## begin RAW RECORDS
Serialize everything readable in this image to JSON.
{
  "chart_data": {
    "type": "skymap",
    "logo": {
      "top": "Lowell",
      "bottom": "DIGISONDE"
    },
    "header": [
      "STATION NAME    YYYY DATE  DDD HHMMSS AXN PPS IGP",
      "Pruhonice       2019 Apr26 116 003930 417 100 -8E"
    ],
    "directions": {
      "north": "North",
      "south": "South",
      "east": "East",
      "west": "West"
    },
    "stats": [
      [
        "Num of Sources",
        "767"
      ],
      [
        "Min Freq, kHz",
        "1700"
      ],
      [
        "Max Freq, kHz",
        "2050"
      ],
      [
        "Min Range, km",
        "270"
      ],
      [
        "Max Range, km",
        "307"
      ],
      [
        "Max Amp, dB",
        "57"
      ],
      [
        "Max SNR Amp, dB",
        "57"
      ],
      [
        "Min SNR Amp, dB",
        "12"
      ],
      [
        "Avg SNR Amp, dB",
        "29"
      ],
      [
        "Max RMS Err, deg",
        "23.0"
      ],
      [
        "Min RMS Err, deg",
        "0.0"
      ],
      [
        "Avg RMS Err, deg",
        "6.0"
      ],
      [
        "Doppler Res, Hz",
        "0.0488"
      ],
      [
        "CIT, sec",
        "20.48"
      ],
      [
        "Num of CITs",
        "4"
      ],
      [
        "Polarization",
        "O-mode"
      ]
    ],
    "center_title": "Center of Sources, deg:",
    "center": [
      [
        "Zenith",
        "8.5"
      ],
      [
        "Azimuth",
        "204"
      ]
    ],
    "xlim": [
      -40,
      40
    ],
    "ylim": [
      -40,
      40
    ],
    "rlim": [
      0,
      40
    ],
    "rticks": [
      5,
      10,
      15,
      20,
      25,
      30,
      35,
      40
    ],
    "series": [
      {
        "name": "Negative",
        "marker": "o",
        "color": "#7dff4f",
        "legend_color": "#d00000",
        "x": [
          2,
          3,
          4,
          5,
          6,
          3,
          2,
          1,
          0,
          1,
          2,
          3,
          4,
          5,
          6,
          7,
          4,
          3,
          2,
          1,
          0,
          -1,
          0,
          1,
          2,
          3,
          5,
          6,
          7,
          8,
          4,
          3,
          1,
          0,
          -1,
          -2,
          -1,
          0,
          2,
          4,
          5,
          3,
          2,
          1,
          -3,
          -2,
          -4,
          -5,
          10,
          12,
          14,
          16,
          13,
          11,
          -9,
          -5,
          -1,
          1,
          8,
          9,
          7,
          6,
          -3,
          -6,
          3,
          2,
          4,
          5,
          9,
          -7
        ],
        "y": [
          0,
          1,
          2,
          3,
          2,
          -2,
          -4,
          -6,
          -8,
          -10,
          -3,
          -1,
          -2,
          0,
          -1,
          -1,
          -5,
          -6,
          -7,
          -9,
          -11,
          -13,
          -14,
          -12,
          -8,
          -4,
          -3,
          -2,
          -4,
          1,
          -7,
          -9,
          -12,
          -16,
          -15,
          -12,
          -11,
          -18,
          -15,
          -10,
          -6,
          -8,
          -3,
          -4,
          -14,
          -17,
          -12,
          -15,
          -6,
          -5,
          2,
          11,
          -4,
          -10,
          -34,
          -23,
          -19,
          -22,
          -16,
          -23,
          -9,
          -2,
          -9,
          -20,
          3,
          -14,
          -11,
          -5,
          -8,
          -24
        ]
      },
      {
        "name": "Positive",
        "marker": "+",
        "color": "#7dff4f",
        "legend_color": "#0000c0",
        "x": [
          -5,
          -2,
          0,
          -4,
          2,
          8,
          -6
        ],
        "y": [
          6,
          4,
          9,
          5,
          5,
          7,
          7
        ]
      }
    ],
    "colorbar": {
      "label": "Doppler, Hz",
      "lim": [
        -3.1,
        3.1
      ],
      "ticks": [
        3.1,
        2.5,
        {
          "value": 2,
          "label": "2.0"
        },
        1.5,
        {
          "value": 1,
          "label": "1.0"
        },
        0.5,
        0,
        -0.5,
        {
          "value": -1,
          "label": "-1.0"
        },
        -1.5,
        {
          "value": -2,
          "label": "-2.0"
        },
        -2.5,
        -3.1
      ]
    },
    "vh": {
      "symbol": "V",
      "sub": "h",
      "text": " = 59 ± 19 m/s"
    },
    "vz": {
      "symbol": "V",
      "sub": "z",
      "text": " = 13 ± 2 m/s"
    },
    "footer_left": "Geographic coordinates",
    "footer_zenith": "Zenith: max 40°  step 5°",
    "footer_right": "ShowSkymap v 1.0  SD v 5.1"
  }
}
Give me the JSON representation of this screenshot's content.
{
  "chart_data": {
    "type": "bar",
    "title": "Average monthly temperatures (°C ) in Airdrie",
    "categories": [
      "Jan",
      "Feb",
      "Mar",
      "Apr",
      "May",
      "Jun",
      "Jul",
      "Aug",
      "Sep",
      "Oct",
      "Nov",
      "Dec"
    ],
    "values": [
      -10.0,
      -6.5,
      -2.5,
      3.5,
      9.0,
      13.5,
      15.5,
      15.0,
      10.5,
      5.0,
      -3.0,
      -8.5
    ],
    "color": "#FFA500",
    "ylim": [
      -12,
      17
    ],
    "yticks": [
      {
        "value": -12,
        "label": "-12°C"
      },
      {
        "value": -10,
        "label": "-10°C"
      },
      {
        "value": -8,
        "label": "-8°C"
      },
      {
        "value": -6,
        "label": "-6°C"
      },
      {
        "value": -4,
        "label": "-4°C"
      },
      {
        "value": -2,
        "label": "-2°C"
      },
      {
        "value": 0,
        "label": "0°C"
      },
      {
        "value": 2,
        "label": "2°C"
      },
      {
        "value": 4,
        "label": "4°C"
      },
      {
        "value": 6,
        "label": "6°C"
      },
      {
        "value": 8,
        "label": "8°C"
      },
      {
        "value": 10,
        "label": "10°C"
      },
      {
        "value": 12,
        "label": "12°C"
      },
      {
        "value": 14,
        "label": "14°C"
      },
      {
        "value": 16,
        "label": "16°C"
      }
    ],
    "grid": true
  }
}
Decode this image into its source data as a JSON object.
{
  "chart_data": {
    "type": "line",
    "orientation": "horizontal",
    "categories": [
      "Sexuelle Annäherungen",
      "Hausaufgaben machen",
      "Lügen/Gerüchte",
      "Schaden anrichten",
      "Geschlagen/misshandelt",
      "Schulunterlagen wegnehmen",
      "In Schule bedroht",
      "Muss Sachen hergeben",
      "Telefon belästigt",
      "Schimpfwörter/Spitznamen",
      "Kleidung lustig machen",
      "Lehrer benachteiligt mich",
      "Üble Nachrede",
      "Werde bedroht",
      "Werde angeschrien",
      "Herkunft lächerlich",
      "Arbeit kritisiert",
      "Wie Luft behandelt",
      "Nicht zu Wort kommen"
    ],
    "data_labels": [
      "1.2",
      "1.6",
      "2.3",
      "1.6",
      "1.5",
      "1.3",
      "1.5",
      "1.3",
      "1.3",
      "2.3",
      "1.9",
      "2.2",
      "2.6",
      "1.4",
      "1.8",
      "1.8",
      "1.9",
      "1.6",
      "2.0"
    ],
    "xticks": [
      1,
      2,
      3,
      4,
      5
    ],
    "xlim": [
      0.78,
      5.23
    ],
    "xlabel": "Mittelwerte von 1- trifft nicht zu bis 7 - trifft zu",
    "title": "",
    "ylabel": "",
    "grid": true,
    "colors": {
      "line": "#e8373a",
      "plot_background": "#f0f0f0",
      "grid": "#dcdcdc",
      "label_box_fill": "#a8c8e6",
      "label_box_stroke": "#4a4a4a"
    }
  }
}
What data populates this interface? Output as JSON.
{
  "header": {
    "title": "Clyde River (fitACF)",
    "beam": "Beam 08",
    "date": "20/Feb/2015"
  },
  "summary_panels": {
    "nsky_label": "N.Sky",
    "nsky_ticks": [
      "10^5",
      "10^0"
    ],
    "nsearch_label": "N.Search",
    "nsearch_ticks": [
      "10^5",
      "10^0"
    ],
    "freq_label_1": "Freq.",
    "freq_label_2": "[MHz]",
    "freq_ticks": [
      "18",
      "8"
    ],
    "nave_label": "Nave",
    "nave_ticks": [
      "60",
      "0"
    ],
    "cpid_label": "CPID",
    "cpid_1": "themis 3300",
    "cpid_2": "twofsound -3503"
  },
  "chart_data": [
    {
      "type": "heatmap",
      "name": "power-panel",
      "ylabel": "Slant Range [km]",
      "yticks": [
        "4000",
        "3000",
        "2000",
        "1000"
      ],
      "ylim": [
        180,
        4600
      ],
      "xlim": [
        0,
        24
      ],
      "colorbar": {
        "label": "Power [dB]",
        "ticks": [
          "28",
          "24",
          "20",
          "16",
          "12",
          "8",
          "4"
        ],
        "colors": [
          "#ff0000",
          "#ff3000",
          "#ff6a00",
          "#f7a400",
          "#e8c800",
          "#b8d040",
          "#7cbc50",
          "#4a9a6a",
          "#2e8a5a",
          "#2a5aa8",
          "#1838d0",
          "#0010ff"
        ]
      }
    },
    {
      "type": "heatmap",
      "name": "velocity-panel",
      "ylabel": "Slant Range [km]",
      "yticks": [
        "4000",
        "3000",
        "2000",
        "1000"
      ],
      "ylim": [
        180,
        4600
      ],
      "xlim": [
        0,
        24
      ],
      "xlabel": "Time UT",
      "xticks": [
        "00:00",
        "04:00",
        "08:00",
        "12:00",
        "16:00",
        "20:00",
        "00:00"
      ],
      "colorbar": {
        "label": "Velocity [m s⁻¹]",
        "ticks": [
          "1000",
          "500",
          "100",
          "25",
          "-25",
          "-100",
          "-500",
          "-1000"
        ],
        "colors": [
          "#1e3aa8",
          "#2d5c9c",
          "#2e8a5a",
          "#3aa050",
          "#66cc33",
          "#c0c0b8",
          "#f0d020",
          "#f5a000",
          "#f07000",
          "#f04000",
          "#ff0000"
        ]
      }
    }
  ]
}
## end RAW RECORDS
● WHAT TO PRODUCE
Count how many lines include the string "JSON". Nothing but the number is needed.

● RESPONSE
4